**Records excerpted from a collection**:
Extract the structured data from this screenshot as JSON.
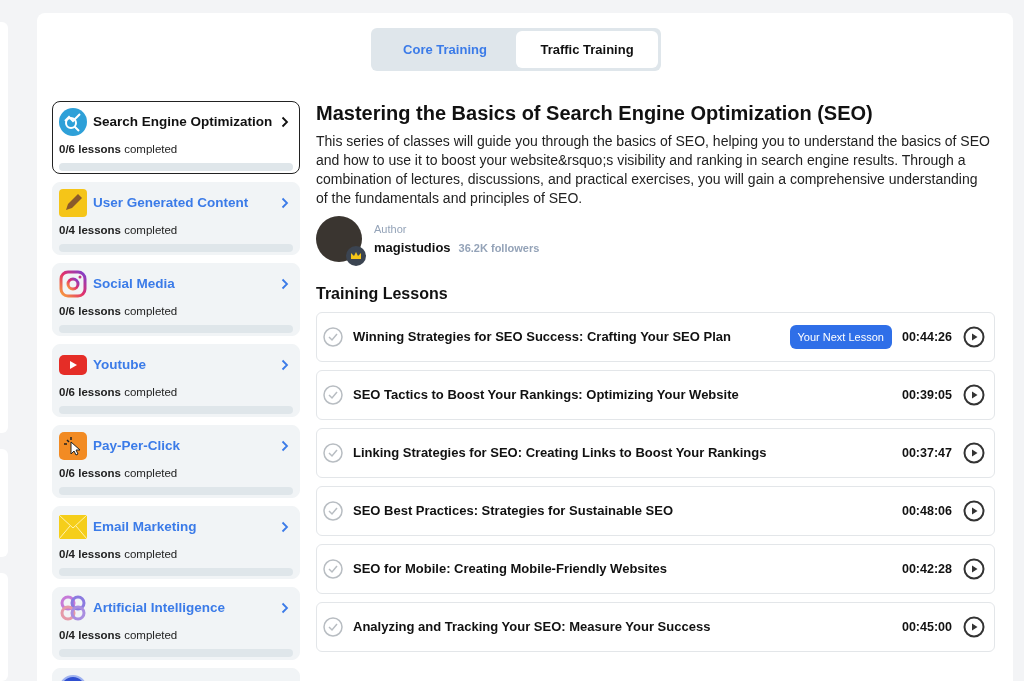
{
  "tabs": [
    {
      "label": "Core Training",
      "selected": false
    },
    {
      "label": "Traffic Training",
      "selected": true
    }
  ],
  "categories": [
    {
      "kind": "seo",
      "title": "Search Engine Optimization",
      "progress_text": "**0/6 lessons** completed",
      "level": 0,
      "selected": true
    },
    {
      "kind": "pencil",
      "title": "User Generated Content",
      "progress_text": "**0/4 lessons** completed",
      "level": 0,
      "selected": false
    },
    {
      "kind": "camera",
      "title": "Social Media",
      "progress_text": "**0/6 lessons** completed",
      "level": 0,
      "selected": false
    },
    {
      "kind": "play",
      "title": "Youtube",
      "progress_text": "**0/6 lessons** completed",
      "level": 0,
      "selected": false
    },
    {
      "kind": "cursor",
      "title": "Pay-Per-Click",
      "progress_text": "**0/6 lessons** completed",
      "level": 0,
      "selected": false
    },
    {
      "kind": "envelope",
      "title": "Email Marketing",
      "progress_text": "**0/4 lessons** completed",
      "level": 0,
      "selected": false
    },
    {
      "kind": "knot",
      "title": "Artificial Intelligence",
      "progress_text": "**0/4 lessons** completed",
      "level": 0,
      "selected": false
    },
    {
      "kind": "circle",
      "selected": false
    }
  ],
  "course": {
    "title": "Mastering the Basics of Search Engine Optimization (SEO)",
    "description": "This series of classes will guide you through the basics of SEO, helping you to understand the basics of SEO and how to use it to boost your website&rsquo;s visibility and ranking in search engine results. Through a combination of lectures, discussions, and practical exercises, you will gain a comprehensive understanding of the fundamentals and principles of SEO.",
    "author_label": "Author",
    "author_name": "magistudios",
    "followers": "36.2K followers"
  },
  "lessons_heading": "Training Lessons",
  "lessons": [
    {
      "title": "Winning Strategies for SEO Success: Crafting Your SEO Plan",
      "badge": "Your Next Lesson",
      "duration": "00:44:26",
      "completed": false
    },
    {
      "title": "SEO Tactics to Boost Your Rankings: Optimizing Your Website",
      "duration": "00:39:05",
      "completed": false
    },
    {
      "title": "Linking Strategies for SEO: Creating Links to Boost Your Rankings",
      "duration": "00:37:47",
      "completed": false
    },
    {
      "title": "SEO Best Practices: Strategies for Sustainable SEO",
      "duration": "00:48:06",
      "completed": false
    },
    {
      "title": "SEO for Mobile: Creating Mobile-Friendly Websites",
      "duration": "00:42:28",
      "completed": false
    },
    {
      "title": "Analyzing and Tracking Your SEO: Measure Your Success",
      "duration": "00:45:00",
      "completed": false
    }
  ]
}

**TASK GOAL**:
Look for "kind" and pull out every line that has it.

**FULL ANSWER**:
      "kind": "seo",
      "kind": "pencil",
      "kind": "camera",
      "kind": "play",
      "kind": "cursor",
      "kind": "envelope",
      "kind": "knot",
      "kind": "circle",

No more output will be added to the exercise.